Start

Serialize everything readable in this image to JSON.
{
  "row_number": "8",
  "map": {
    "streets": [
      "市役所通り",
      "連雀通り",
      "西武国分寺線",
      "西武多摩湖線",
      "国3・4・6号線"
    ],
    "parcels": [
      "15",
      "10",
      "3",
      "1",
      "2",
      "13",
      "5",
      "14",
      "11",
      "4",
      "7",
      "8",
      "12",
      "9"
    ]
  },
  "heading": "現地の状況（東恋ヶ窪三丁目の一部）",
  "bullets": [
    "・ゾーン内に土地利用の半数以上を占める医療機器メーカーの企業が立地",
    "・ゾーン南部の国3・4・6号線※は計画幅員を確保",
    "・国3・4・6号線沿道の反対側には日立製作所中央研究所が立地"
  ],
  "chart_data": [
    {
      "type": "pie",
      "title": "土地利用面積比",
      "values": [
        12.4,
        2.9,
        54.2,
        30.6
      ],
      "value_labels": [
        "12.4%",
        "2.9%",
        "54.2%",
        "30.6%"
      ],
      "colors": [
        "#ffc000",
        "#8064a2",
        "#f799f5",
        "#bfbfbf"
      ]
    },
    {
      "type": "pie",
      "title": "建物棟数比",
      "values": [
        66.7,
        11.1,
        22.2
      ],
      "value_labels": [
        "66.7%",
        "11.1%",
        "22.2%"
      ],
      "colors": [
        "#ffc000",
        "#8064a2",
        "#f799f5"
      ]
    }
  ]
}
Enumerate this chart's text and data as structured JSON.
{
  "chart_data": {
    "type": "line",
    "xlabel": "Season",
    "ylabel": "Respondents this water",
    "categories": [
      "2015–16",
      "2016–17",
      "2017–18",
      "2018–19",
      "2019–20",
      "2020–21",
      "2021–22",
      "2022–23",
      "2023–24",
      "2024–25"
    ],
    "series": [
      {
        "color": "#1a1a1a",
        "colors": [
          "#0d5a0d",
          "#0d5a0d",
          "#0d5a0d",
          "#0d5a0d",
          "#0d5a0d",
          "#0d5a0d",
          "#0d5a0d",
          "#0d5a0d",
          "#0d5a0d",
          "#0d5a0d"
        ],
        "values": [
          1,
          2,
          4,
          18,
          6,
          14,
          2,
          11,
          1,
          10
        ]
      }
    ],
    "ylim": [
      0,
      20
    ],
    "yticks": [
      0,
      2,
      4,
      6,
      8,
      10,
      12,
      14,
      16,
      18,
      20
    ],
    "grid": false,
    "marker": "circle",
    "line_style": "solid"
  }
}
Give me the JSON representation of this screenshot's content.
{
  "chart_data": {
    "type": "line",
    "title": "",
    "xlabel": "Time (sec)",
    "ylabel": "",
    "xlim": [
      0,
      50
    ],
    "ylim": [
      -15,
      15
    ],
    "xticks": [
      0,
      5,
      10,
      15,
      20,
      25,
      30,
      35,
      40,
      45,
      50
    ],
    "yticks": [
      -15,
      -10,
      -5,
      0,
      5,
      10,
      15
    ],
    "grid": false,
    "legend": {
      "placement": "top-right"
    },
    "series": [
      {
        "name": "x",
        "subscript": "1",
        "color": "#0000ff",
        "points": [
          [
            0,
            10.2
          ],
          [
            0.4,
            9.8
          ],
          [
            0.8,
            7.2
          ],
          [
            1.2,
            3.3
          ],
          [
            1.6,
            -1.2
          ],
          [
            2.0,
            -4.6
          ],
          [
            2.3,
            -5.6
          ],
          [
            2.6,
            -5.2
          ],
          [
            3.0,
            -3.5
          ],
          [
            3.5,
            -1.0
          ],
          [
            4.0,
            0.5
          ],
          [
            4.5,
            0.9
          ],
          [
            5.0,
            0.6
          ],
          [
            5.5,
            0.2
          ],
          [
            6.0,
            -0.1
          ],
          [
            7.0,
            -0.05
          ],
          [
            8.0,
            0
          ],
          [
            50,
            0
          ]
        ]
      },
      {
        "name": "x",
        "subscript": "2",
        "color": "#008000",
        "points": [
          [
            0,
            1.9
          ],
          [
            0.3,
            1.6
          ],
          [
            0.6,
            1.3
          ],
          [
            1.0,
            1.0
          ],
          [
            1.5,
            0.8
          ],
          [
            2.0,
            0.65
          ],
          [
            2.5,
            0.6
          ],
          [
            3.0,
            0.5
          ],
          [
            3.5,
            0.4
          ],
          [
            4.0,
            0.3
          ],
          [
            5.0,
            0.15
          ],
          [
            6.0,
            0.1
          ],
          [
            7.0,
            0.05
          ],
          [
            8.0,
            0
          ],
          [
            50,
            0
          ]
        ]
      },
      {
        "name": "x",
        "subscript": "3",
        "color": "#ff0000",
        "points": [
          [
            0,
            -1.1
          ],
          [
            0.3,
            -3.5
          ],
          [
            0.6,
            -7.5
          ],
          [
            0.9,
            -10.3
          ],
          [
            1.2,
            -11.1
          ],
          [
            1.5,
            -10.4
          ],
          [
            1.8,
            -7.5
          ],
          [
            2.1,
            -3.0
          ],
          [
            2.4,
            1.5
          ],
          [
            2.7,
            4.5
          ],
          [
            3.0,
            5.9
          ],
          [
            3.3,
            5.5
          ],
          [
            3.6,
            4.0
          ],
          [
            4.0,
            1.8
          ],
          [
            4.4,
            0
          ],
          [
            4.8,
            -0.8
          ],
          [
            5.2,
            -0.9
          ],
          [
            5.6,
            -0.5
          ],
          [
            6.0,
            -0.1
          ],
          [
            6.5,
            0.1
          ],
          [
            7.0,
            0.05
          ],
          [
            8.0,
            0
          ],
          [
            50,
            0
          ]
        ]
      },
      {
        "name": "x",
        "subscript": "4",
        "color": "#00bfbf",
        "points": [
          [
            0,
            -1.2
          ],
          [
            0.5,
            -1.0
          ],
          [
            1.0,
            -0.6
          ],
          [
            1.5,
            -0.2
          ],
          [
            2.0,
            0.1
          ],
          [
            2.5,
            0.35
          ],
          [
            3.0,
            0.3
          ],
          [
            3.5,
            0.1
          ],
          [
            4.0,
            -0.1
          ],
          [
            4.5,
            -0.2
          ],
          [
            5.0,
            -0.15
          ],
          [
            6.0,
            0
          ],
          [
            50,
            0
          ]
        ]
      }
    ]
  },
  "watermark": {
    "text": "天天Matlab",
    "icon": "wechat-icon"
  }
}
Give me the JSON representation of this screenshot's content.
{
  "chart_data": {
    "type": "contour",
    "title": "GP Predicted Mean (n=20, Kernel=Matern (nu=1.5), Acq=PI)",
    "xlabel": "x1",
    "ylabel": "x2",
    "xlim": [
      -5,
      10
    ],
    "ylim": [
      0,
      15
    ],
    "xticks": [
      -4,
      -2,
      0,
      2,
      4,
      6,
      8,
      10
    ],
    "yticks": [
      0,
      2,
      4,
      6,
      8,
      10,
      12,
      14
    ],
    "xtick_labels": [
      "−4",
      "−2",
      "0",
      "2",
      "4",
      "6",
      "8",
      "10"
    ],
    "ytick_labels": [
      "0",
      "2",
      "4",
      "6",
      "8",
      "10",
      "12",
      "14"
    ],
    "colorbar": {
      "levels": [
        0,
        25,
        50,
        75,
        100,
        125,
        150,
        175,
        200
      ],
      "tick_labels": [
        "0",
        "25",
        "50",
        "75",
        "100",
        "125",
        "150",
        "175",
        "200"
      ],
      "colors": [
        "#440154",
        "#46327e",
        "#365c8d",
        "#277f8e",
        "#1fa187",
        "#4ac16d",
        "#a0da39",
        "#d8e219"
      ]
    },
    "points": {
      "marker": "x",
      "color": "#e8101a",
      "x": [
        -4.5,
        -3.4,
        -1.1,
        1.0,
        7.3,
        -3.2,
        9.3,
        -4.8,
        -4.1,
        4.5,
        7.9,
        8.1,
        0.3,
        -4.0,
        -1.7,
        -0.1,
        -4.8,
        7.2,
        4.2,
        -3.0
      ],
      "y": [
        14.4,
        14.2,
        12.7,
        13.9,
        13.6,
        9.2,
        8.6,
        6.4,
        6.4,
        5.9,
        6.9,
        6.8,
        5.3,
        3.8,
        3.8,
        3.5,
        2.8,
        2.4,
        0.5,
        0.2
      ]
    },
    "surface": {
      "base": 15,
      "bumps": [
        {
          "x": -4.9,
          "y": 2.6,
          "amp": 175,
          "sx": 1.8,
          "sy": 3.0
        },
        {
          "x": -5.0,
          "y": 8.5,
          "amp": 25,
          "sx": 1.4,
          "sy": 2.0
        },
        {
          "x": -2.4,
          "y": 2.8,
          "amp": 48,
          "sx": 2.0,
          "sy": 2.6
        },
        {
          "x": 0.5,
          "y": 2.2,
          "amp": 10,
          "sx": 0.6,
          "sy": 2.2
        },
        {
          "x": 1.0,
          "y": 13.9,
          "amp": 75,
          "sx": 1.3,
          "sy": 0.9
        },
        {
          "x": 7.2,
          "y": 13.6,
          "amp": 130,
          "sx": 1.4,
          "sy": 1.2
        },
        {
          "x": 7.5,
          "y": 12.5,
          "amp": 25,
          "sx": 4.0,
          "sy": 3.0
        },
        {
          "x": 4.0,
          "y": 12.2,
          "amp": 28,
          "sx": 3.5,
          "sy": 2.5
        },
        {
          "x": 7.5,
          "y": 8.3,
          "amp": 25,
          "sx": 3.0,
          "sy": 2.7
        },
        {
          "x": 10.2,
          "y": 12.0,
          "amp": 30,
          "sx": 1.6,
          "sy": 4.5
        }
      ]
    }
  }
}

End

**Aim of the exercise**
Out of the material above, select every line that holds the string "ylabel".

**Exercise solution**
    "ylabel": "Respondents this water",
    "ylabel": "",
    "ylabel": "x2",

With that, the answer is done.